### GIVEN EXERCISE:
Please rewrite every line of the material below as a numbered list, leaving out blank lines and any pictures.

### INPUT FOR THIS TASK:
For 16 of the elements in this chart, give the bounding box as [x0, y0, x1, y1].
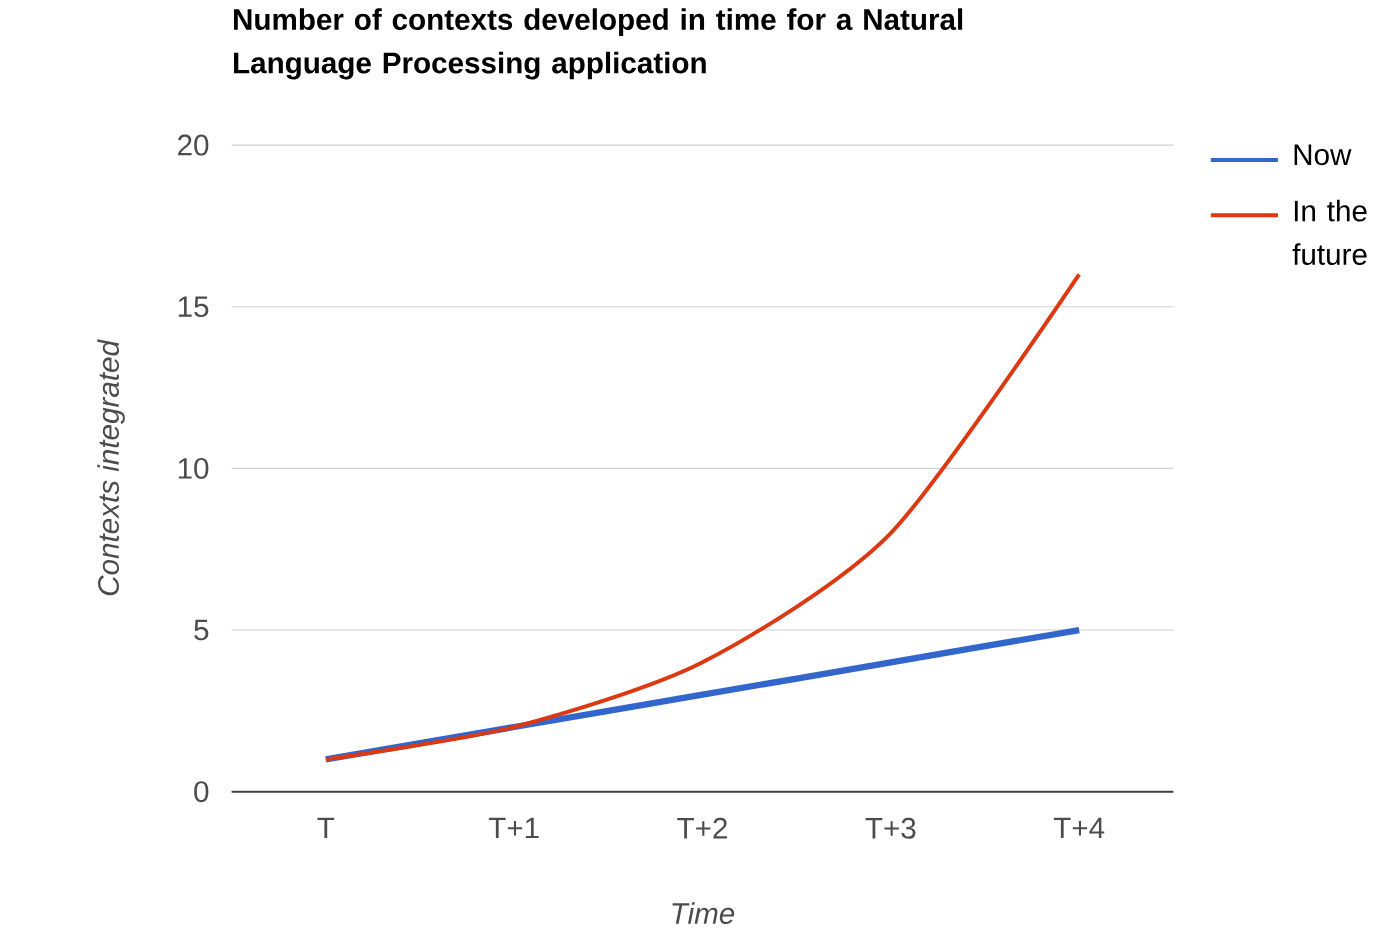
chart-title: Number of contexts developed in time for a Natural Language Processing application	[234, 8, 963, 80]
y-tick-label: 5	[194, 619, 209, 641]
x-tick-label: T+2	[677, 817, 727, 839]
y-axis-title: Contexts integrated	[97, 339, 125, 596]
y-tick-label: 10	[178, 458, 209, 479]
x-tick-label: T	[317, 817, 335, 839]
y-tick-label: 20	[178, 134, 209, 156]
x-tick-label: T+3	[865, 817, 916, 839]
legend-label: In the future	[1292, 199, 1367, 266]
line-series	[323, 272, 1082, 762]
x-tick-label: T+1	[488, 817, 539, 839]
x-axis-title: Time	[672, 902, 735, 925]
legend-label: Now	[1294, 144, 1352, 166]
x-tick-label: T+4	[1053, 817, 1105, 839]
y-tick-label: 0	[194, 781, 209, 803]
y-tick-label: 15	[178, 296, 209, 318]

### EXERCISE OUTPUT:
1. For 16 of the elements in this chart, give the bounding box as [x0, y0, x1, y1].
2. chart-title: Number of contexts developed in time for a Natural Language Processing application	[234, 8, 963, 80]
3. y-tick-label: 5	[194, 619, 209, 641]
4. x-tick-label: T+2	[677, 817, 727, 839]
5. y-axis-title: Contexts integrated	[97, 339, 125, 596]
6. y-tick-label: 10	[178, 458, 209, 479]
7. x-tick-label: T	[317, 817, 335, 839]
8. y-tick-label: 20	[178, 134, 209, 156]
9. x-tick-label: T+3	[865, 817, 916, 839]
10. legend-label: In the future	[1292, 199, 1367, 266]
11. line-series	[323, 272, 1082, 762]
12. x-tick-label: T+1	[488, 817, 539, 839]
13. x-axis-title: Time	[672, 902, 735, 925]
14. legend-label: Now	[1294, 144, 1352, 166]
15. x-tick-label: T+4	[1053, 817, 1105, 839]
16. y-tick-label: 0	[194, 781, 209, 803]
17. y-tick-label: 15	[178, 296, 209, 318]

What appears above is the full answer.